Problem description ▸
List all lines of the data that include the string "accent".

Entries shown ▸
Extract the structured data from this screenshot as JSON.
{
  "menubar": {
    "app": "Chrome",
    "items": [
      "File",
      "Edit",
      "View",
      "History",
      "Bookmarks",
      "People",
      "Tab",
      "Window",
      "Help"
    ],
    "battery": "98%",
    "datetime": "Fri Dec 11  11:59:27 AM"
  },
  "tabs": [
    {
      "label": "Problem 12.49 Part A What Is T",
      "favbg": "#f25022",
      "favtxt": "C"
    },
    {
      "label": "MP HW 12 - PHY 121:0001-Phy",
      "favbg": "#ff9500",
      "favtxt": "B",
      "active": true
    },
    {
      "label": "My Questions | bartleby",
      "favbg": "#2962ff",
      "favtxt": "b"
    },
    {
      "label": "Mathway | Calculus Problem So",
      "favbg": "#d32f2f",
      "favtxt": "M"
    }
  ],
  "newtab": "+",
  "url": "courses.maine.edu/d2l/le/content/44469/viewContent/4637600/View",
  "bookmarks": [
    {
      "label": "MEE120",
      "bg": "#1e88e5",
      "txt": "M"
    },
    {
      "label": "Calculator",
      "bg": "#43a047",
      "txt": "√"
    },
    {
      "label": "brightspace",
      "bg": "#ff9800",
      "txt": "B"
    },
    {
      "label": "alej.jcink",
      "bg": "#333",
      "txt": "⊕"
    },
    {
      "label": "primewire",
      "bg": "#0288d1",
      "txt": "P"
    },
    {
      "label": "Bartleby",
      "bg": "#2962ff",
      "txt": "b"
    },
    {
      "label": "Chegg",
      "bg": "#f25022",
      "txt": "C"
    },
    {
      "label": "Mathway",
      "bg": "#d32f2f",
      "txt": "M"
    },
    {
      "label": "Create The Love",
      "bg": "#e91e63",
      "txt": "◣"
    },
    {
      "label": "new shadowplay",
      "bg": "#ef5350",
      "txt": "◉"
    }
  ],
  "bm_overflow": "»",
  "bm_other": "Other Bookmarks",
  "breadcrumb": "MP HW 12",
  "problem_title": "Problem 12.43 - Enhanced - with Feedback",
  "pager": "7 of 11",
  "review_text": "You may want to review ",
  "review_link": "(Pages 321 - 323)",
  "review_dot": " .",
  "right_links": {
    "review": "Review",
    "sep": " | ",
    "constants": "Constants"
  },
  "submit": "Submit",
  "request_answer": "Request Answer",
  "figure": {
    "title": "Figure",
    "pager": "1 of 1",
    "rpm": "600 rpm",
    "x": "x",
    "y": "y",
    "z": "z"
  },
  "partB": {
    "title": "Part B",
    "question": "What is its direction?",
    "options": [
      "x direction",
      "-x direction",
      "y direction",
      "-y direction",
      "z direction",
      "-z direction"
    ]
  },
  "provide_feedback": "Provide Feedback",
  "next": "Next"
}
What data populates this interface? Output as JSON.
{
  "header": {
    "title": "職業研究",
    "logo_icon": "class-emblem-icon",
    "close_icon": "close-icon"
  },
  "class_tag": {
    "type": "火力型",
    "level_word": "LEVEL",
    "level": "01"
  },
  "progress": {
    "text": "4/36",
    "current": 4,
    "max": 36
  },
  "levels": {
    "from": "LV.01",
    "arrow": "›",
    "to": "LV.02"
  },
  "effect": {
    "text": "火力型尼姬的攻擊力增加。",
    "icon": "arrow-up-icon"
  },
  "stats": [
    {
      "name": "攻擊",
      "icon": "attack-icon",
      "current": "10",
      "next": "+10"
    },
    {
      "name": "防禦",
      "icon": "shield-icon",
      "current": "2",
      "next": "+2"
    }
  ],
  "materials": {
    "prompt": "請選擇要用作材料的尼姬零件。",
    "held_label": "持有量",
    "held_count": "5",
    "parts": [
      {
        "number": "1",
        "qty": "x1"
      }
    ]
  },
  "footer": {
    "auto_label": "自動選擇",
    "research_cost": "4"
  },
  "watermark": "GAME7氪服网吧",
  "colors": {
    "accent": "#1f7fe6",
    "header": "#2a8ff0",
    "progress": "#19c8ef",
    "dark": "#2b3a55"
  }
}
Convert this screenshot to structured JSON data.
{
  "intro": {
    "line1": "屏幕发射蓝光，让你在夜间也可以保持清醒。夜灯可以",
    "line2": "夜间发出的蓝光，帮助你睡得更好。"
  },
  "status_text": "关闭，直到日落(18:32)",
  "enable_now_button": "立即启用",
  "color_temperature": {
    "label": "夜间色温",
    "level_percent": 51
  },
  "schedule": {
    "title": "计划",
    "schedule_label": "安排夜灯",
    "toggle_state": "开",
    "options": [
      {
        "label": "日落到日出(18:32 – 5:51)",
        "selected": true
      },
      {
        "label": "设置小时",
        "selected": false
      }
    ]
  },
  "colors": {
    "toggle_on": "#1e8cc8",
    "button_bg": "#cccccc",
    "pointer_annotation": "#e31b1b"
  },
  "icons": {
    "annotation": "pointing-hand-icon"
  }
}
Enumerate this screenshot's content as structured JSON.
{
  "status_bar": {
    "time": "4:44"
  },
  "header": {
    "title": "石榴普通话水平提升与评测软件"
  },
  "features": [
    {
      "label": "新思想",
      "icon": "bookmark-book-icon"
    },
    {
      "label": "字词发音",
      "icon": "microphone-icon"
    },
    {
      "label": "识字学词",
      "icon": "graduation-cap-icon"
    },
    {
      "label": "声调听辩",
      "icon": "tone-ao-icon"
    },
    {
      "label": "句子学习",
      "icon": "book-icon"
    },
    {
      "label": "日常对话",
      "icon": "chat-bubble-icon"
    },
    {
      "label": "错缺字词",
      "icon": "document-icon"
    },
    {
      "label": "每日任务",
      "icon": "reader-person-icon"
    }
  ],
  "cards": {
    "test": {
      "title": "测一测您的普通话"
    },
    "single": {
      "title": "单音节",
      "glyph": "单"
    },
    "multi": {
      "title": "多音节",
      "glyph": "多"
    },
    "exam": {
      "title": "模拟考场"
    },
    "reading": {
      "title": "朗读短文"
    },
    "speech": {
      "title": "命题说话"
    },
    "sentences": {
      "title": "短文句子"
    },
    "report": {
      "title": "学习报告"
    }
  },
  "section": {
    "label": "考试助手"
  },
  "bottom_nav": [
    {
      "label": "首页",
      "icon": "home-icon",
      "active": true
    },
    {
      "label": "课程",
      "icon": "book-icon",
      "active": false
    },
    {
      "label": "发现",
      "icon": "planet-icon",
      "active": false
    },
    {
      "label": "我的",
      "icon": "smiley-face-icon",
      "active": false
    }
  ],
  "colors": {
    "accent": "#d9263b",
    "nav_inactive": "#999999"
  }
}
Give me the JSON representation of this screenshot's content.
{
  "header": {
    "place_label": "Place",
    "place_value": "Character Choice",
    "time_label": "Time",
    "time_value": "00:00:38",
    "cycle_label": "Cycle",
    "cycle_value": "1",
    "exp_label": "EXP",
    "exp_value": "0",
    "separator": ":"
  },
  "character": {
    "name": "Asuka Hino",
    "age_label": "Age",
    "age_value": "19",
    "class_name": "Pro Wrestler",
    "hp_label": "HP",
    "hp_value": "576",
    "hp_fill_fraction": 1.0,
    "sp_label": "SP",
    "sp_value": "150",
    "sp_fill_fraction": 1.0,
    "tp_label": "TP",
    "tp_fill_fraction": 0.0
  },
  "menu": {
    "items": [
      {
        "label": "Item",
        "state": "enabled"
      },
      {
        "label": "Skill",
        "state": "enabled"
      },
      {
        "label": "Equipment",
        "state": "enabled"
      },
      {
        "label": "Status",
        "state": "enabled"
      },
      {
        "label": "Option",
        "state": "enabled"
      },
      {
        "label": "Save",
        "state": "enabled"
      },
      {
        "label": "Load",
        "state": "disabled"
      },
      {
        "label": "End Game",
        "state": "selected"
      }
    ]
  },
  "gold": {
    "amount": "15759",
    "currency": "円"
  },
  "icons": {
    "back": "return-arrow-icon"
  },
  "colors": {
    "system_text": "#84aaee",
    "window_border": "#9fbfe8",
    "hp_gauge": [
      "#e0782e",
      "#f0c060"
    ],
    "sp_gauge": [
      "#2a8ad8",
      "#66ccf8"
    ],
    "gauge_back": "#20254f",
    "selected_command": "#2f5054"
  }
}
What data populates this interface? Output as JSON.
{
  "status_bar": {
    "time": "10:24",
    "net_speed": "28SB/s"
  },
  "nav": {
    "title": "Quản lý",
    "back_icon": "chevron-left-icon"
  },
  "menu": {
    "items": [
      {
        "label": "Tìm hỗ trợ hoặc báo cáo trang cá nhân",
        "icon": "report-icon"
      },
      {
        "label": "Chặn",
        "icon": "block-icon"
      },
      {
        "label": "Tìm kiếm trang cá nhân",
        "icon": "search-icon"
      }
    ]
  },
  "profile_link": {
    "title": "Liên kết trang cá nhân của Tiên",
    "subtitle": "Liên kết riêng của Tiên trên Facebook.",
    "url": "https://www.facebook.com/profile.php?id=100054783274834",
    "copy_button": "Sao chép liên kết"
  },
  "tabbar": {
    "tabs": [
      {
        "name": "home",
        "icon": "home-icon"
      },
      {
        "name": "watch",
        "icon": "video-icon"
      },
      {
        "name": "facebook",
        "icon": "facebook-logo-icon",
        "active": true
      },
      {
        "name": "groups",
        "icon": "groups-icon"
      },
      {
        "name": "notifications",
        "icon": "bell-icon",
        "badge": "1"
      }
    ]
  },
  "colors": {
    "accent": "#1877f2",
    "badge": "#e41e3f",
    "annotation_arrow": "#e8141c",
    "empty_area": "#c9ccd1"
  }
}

Expected answer ▸
    "accent": "#1f7fe6",
    "accent": "#d9263b",
    "accent": "#1877f2",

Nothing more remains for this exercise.